**DESCRIPTION OF THE TASK**
Where the data below has the string "ewigen", return the whole line.

**PROVIDED ENTRIES**

- - -

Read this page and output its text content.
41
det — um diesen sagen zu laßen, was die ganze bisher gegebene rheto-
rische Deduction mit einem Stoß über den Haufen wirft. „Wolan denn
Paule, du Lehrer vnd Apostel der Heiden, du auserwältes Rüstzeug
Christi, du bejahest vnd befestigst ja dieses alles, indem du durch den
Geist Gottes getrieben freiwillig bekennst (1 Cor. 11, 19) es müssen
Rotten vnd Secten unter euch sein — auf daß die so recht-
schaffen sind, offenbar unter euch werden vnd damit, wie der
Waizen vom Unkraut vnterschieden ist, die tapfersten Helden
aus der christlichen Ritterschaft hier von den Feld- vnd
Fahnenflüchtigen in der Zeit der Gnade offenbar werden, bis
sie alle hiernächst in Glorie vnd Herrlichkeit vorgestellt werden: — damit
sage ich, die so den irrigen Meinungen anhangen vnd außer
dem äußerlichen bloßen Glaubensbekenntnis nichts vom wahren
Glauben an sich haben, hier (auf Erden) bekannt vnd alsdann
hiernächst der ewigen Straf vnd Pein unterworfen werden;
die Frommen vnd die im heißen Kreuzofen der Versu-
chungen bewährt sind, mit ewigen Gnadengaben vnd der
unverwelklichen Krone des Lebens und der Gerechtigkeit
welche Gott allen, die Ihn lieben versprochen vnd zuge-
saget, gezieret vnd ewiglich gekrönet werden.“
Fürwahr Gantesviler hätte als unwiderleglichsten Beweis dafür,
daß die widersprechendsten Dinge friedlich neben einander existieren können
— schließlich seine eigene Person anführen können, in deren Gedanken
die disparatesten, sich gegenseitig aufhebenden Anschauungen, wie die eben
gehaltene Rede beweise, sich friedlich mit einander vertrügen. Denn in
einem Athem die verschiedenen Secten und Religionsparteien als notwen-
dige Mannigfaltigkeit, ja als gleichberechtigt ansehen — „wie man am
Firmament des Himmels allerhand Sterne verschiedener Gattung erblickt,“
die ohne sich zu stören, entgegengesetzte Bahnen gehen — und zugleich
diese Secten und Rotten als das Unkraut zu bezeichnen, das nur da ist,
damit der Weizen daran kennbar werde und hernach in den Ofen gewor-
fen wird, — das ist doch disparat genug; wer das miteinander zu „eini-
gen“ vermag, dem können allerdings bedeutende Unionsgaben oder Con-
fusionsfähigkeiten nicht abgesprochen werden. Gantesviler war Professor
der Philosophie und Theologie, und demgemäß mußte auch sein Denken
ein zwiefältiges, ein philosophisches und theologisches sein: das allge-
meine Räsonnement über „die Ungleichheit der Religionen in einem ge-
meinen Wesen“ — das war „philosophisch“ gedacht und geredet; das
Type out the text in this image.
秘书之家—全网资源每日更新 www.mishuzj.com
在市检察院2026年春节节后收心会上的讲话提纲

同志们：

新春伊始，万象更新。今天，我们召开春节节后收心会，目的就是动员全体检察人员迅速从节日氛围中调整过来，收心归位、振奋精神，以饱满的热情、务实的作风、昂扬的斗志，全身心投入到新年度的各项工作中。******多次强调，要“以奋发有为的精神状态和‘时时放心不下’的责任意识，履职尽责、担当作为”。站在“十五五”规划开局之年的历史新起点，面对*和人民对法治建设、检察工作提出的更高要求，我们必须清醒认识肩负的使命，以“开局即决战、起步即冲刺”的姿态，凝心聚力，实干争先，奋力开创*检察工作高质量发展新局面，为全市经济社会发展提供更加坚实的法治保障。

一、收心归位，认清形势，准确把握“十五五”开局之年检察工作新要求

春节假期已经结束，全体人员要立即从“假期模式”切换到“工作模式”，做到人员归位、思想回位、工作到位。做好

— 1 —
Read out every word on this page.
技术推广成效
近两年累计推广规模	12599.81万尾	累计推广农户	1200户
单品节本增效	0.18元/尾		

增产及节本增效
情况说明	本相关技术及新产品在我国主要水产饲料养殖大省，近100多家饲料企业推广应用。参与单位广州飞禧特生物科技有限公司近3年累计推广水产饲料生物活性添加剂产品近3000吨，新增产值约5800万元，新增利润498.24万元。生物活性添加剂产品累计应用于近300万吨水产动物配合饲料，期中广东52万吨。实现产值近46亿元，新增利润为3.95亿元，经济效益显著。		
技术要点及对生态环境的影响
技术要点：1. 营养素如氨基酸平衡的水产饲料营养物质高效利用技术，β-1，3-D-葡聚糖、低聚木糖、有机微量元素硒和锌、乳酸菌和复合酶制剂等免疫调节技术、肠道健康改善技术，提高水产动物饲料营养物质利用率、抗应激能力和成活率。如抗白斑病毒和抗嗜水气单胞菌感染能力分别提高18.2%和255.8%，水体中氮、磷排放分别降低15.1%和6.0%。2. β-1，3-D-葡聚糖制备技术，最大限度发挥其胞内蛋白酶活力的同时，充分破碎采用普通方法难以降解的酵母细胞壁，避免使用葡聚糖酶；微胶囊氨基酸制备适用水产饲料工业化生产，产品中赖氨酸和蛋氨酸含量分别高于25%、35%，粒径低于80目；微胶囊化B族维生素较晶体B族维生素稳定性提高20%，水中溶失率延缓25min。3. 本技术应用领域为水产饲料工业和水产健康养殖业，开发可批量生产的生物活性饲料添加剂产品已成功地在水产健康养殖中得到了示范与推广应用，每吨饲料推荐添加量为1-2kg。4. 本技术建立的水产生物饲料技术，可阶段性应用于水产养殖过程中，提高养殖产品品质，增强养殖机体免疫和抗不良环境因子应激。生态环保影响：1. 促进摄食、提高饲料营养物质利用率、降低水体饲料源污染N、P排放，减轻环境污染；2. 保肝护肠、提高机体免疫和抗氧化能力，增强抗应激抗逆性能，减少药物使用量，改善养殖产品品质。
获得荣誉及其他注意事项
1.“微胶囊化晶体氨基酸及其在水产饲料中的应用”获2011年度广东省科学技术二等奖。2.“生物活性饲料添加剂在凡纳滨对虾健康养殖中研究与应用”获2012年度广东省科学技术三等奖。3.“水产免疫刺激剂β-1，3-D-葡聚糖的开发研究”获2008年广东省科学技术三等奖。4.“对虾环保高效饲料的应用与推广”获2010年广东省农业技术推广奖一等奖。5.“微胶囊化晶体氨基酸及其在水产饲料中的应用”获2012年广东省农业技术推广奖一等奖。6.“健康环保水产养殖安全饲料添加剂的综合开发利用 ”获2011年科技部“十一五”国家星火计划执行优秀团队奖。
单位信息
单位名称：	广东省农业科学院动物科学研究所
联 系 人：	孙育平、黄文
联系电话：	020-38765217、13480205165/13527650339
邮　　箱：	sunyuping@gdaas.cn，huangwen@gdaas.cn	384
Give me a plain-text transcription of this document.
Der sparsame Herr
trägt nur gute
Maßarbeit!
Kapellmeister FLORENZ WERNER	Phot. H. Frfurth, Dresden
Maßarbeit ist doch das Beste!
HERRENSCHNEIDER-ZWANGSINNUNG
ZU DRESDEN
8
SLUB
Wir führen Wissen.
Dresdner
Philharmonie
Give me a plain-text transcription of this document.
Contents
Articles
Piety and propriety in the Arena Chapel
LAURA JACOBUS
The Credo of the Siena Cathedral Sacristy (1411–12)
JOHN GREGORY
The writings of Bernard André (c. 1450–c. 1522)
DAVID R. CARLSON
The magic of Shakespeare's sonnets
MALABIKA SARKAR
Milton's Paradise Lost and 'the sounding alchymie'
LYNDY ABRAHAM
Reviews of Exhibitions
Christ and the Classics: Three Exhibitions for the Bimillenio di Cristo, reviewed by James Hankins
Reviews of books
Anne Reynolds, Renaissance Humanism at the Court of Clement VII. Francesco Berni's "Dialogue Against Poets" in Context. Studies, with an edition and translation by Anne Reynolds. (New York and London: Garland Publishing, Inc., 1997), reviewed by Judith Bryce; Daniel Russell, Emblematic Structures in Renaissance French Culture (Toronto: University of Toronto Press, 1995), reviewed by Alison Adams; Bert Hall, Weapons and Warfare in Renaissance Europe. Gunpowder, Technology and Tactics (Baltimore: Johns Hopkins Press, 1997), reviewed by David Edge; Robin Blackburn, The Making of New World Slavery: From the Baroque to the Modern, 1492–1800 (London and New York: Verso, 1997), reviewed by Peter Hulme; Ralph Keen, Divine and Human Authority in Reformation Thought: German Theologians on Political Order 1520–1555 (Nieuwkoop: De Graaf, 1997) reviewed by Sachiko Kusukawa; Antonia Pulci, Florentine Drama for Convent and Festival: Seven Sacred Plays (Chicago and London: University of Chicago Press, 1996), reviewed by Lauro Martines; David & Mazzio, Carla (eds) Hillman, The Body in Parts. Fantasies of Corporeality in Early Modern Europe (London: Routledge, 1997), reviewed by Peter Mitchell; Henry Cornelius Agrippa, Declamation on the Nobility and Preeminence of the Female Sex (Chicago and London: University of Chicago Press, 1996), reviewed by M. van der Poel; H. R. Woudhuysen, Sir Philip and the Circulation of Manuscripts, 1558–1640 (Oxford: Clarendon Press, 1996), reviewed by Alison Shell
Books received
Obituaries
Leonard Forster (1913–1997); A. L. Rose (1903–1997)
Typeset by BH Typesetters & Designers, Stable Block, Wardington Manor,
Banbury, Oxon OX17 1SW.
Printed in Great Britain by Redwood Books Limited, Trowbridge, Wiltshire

- - -

**ANSWER TO THIS EXERCISE**
hiernächst der ewigen Straf vnd Pein unterworfen werden;
chungen bewährt sind, mit ewigen Gnadengaben vnd der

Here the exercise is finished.